** begin EXERCISE INPUT **

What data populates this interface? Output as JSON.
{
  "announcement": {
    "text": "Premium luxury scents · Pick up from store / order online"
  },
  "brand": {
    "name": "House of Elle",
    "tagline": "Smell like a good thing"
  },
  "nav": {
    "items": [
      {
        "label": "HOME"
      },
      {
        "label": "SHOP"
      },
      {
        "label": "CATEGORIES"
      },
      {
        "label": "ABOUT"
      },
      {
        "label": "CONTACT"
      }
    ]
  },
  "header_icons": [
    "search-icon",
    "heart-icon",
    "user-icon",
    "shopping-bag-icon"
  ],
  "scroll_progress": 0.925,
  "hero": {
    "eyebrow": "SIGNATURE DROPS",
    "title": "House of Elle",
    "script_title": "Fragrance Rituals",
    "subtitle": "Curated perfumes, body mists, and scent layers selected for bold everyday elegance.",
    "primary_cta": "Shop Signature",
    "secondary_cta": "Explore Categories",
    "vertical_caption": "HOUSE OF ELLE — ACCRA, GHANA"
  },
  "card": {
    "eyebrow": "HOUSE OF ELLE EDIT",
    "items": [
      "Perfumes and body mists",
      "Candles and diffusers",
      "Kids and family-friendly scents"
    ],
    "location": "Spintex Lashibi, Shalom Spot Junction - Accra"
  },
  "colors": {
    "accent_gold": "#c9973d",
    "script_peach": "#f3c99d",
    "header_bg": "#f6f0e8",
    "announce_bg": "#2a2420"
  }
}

** end EXERCISE INPUT **

Pick out and copy the lines of the material that include the word "eyebrow".

    "eyebrow": "SIGNATURE DROPS",
    "eyebrow": "HOUSE OF ELLE EDIT",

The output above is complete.